- _Direction_:
Reading the listing below, count the lines that contain the word "időtartama" and give that count alone.

- _Extracted records_:
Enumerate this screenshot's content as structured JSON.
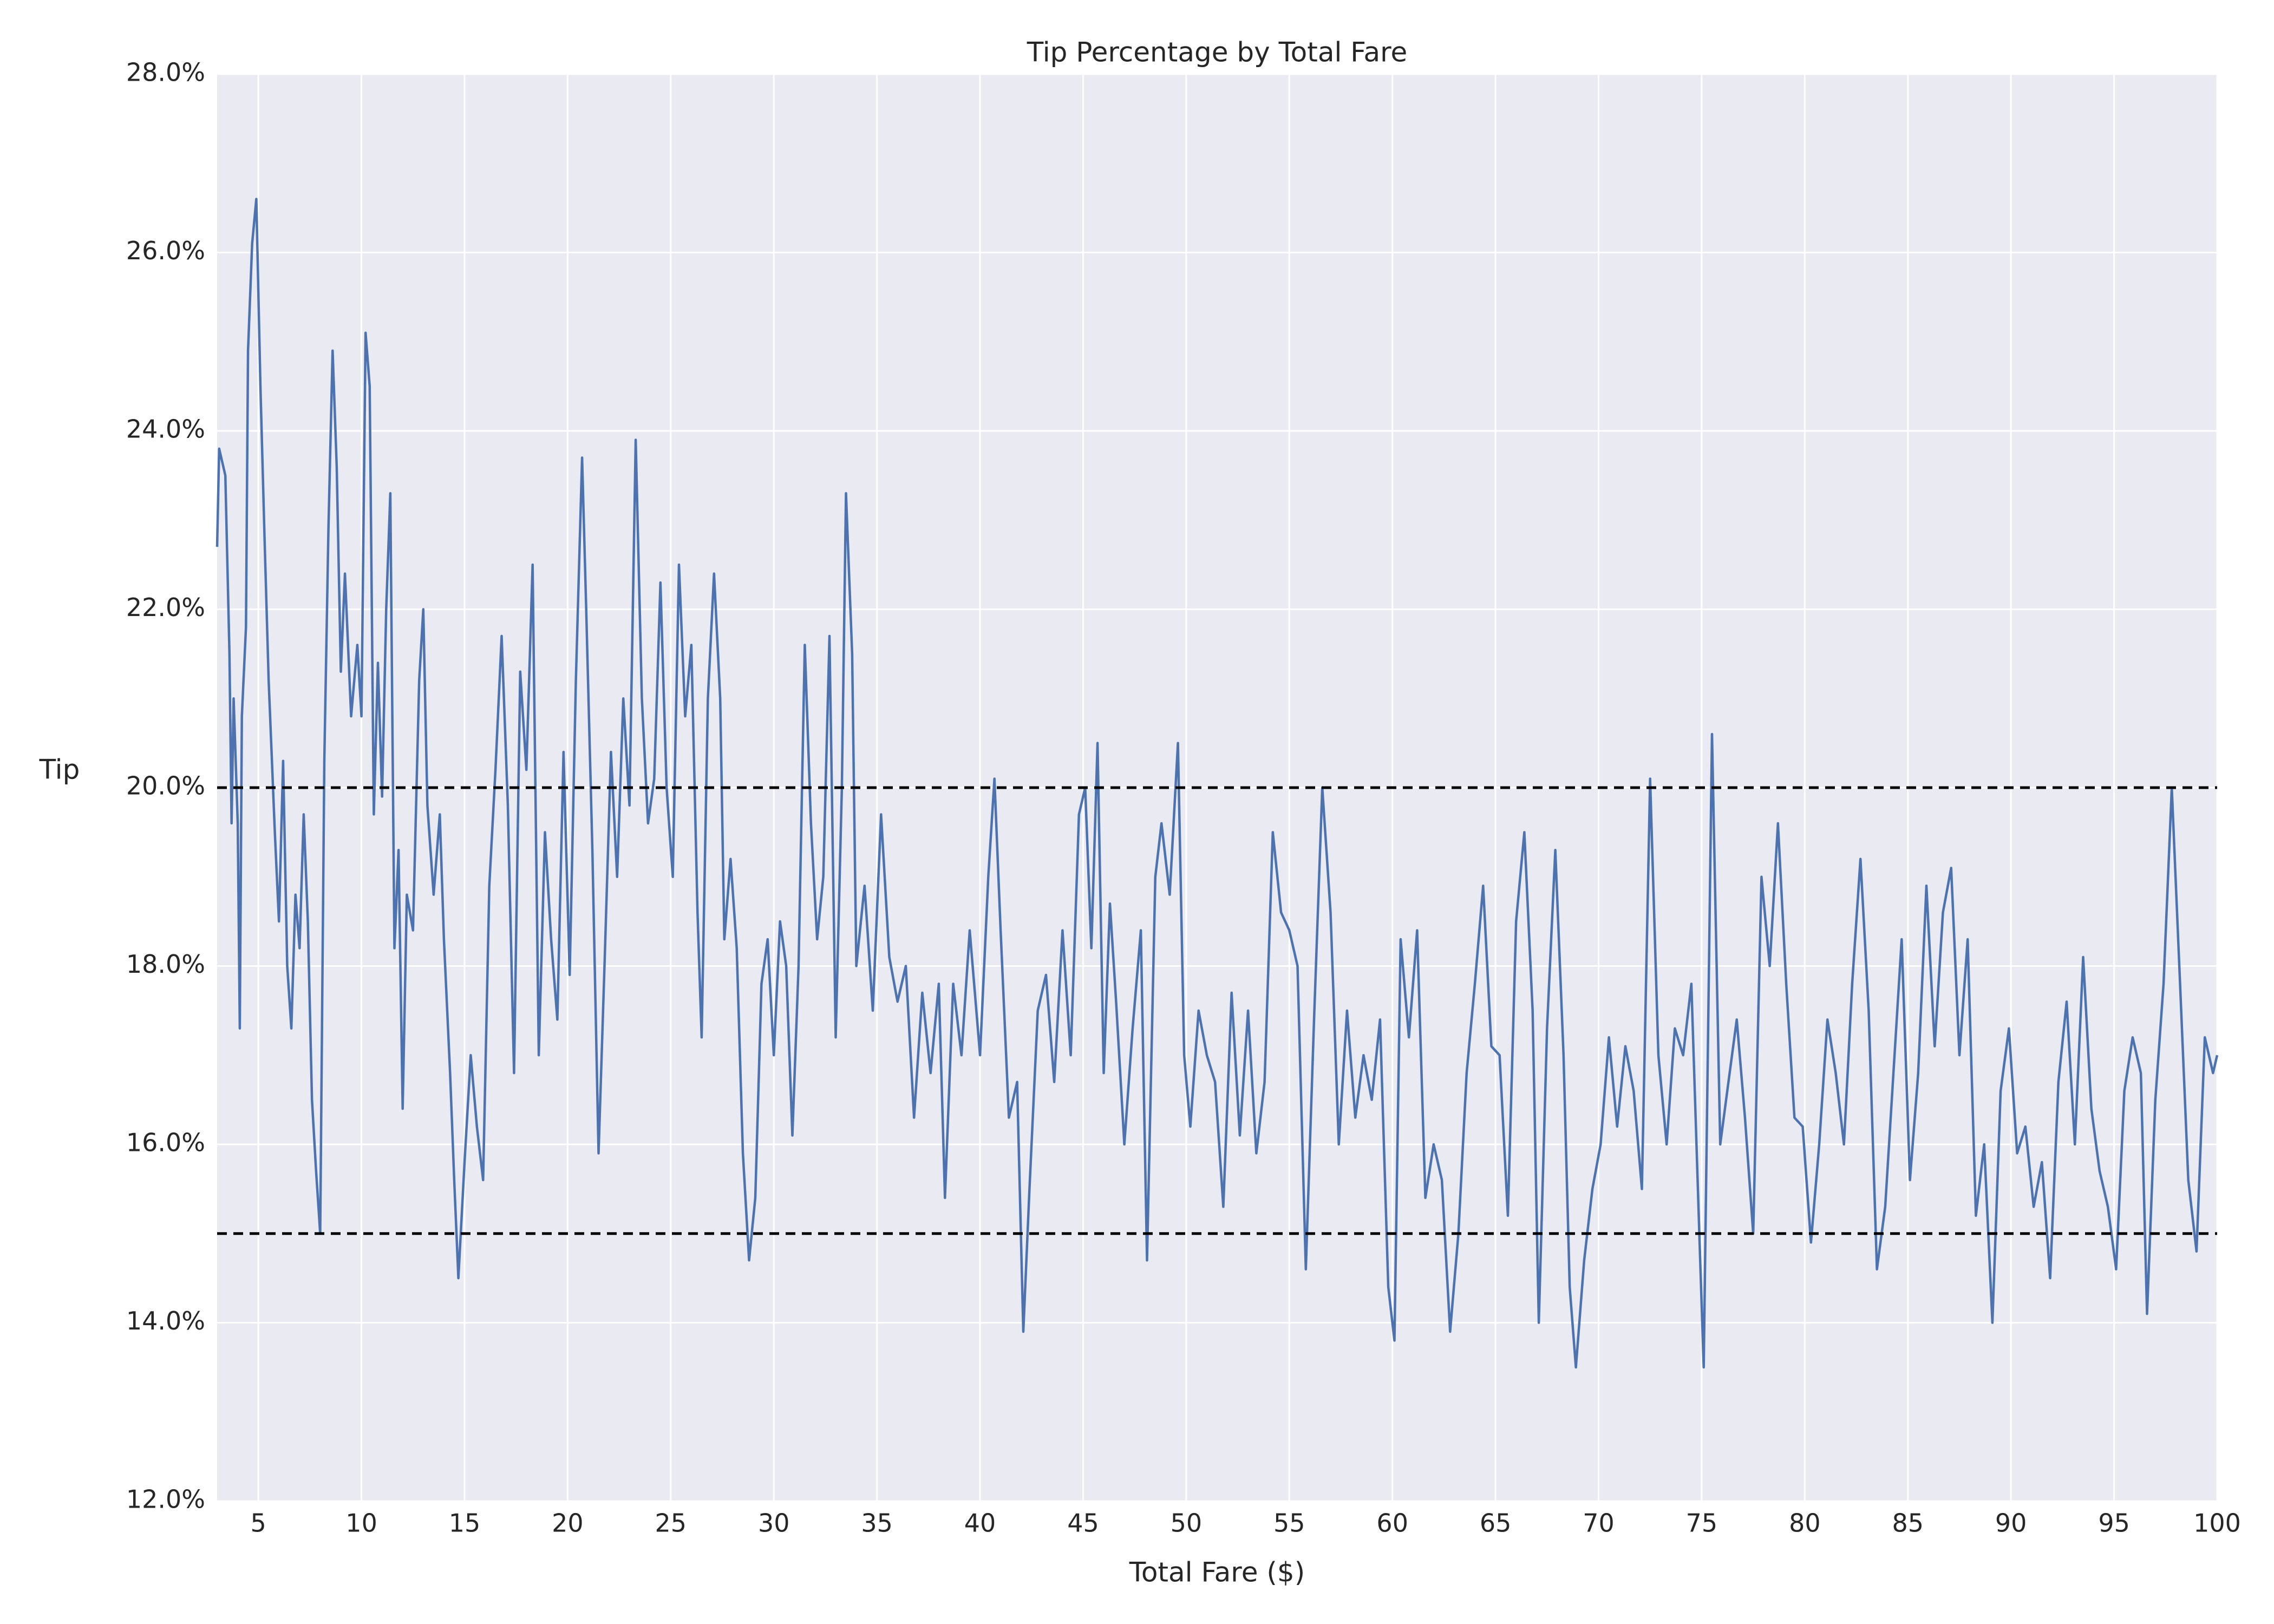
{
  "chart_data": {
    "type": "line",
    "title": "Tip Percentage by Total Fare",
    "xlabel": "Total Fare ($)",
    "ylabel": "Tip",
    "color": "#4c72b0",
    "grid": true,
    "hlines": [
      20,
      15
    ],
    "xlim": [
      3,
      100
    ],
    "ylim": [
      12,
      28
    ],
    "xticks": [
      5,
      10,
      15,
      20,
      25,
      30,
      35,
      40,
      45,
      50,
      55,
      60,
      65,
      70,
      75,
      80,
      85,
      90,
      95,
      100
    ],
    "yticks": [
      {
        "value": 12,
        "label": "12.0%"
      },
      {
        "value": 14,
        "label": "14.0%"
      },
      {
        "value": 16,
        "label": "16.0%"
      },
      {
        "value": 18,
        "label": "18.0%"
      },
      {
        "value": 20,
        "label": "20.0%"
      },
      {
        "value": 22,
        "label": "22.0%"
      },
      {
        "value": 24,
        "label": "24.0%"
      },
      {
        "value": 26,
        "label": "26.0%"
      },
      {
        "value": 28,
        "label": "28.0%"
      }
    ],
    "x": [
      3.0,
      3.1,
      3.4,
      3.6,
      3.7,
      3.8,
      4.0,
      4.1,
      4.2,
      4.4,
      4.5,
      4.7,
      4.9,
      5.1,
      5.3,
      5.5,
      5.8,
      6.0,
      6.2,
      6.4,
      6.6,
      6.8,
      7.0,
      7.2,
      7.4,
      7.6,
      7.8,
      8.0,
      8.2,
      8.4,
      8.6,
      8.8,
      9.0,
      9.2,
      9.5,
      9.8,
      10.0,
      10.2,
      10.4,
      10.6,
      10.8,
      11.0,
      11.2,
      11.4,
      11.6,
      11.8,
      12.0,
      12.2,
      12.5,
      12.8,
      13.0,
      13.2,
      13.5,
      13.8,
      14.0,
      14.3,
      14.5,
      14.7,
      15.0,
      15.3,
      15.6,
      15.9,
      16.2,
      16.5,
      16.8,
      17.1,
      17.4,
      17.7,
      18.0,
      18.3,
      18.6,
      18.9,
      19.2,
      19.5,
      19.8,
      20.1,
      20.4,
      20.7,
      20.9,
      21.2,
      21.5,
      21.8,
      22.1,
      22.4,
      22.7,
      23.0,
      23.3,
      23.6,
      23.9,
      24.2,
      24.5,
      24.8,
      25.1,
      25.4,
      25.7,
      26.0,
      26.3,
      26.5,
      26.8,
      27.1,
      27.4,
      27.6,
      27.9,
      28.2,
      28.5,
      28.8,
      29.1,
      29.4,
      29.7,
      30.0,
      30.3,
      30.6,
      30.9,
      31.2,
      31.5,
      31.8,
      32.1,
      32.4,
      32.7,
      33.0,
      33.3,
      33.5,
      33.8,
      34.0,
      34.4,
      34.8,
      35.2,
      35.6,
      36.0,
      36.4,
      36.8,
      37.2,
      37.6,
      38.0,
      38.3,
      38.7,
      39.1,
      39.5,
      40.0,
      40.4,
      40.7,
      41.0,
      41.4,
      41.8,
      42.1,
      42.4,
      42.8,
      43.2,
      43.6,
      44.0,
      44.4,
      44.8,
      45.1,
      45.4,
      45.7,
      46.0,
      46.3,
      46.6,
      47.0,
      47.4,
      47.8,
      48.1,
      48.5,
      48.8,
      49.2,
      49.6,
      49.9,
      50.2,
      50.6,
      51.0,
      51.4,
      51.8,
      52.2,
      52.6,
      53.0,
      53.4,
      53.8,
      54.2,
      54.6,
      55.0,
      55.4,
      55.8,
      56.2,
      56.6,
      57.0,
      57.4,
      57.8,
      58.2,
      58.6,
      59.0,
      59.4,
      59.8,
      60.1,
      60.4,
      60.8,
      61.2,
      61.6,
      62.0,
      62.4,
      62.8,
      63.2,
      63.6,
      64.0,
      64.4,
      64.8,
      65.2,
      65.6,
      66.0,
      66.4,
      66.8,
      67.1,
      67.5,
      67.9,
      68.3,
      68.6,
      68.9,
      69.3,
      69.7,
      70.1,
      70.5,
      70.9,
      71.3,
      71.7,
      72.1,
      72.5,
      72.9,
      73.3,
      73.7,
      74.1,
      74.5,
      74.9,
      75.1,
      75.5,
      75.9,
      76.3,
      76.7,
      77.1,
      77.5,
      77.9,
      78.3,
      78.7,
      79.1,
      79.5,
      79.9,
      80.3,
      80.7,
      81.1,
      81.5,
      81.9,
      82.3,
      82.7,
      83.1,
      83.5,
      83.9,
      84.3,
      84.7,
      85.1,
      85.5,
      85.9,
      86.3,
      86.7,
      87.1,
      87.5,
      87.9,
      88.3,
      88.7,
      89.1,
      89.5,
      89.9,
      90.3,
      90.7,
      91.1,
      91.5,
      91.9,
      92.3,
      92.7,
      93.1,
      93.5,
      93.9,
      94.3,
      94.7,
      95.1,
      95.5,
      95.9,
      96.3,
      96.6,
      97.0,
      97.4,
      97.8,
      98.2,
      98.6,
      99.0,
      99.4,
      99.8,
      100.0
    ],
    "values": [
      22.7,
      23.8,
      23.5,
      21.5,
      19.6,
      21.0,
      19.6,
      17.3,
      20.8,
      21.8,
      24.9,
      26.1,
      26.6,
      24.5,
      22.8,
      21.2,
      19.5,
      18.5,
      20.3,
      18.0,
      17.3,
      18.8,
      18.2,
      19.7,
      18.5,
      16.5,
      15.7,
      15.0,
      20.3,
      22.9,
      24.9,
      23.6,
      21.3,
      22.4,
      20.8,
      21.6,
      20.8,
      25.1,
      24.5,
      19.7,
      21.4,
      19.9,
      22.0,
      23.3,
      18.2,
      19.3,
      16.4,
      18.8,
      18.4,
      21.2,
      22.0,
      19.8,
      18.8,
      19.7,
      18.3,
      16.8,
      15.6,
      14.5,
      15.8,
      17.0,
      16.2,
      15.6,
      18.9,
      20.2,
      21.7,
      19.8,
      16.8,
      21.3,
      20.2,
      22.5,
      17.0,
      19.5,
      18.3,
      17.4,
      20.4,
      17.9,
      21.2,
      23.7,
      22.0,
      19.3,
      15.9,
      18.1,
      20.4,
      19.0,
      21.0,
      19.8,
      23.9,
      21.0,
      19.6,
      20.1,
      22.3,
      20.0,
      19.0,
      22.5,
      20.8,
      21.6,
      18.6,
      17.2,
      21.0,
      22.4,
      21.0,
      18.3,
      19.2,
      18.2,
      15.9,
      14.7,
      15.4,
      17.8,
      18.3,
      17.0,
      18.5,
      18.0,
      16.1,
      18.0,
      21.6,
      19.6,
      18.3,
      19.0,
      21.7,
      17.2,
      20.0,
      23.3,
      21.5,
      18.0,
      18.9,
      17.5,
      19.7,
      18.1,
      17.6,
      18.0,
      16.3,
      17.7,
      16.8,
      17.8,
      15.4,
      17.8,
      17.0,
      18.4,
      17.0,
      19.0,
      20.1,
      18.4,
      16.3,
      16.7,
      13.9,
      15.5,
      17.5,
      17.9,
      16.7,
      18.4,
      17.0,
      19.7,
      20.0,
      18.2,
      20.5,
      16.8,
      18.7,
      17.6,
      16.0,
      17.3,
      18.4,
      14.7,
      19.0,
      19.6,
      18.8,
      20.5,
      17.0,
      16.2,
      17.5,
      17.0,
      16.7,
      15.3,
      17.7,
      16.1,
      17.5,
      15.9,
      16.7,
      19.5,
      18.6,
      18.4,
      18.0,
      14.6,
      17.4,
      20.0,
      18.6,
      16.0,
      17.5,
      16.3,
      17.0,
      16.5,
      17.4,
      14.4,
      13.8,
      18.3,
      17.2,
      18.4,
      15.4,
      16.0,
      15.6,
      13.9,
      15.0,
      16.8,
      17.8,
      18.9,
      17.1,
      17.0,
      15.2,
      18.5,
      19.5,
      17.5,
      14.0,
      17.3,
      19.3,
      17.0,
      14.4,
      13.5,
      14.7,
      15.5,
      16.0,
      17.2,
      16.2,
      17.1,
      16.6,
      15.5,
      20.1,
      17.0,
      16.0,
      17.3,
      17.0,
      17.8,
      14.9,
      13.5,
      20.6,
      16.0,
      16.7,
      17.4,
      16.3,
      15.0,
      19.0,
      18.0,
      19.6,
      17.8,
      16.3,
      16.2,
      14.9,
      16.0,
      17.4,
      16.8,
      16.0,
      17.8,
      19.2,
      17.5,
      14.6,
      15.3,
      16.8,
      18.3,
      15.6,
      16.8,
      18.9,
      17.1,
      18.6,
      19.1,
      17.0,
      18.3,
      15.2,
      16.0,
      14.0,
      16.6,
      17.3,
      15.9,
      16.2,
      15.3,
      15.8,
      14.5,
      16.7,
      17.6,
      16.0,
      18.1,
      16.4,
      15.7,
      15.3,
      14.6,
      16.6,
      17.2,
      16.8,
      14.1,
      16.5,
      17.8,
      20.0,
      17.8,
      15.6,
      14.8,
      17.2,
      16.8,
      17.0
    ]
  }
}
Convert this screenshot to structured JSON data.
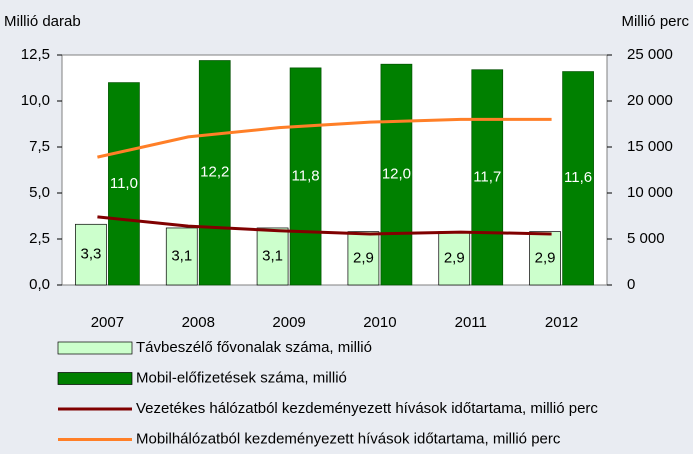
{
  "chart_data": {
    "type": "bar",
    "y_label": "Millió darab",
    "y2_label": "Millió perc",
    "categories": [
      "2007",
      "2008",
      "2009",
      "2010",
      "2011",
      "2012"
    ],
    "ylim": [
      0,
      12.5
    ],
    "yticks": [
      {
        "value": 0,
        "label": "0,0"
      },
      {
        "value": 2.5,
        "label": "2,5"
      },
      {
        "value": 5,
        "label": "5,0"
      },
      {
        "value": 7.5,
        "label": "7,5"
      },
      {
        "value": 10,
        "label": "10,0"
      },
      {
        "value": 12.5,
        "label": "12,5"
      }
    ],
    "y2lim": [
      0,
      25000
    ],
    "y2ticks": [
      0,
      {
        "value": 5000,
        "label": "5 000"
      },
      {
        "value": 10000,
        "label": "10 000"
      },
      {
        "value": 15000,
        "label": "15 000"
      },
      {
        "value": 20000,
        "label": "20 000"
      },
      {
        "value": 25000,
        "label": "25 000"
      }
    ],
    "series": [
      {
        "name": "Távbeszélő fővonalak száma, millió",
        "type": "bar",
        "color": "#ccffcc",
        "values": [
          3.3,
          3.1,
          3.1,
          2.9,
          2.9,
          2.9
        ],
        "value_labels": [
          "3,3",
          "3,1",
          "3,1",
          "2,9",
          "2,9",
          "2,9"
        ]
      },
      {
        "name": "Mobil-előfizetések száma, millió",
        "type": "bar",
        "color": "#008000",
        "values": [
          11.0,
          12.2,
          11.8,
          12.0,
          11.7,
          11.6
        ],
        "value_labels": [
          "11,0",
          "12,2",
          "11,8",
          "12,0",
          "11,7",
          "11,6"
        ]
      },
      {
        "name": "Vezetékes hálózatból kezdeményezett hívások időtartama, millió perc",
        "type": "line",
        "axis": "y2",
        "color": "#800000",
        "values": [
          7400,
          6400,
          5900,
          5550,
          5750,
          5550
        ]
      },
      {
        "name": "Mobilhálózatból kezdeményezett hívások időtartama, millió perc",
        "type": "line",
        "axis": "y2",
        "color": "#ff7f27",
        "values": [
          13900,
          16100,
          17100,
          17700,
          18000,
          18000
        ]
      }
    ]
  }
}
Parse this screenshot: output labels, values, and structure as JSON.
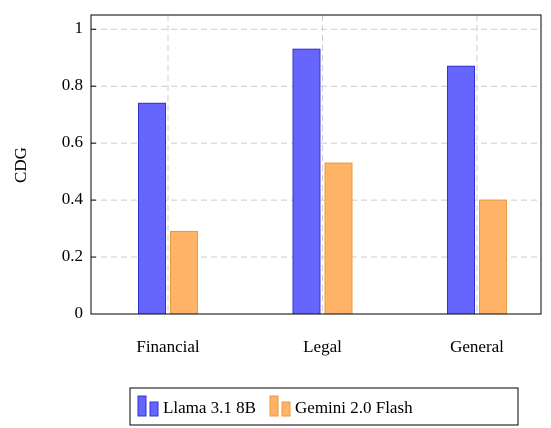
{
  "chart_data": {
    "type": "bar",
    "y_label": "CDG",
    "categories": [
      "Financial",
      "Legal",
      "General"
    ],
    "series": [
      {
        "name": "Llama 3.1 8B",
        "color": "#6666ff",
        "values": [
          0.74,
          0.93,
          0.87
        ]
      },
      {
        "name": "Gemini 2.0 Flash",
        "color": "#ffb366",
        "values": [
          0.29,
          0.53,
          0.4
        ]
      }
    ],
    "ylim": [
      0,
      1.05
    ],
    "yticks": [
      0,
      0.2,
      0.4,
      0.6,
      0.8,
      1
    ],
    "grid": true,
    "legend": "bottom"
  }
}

- _Solution_:
2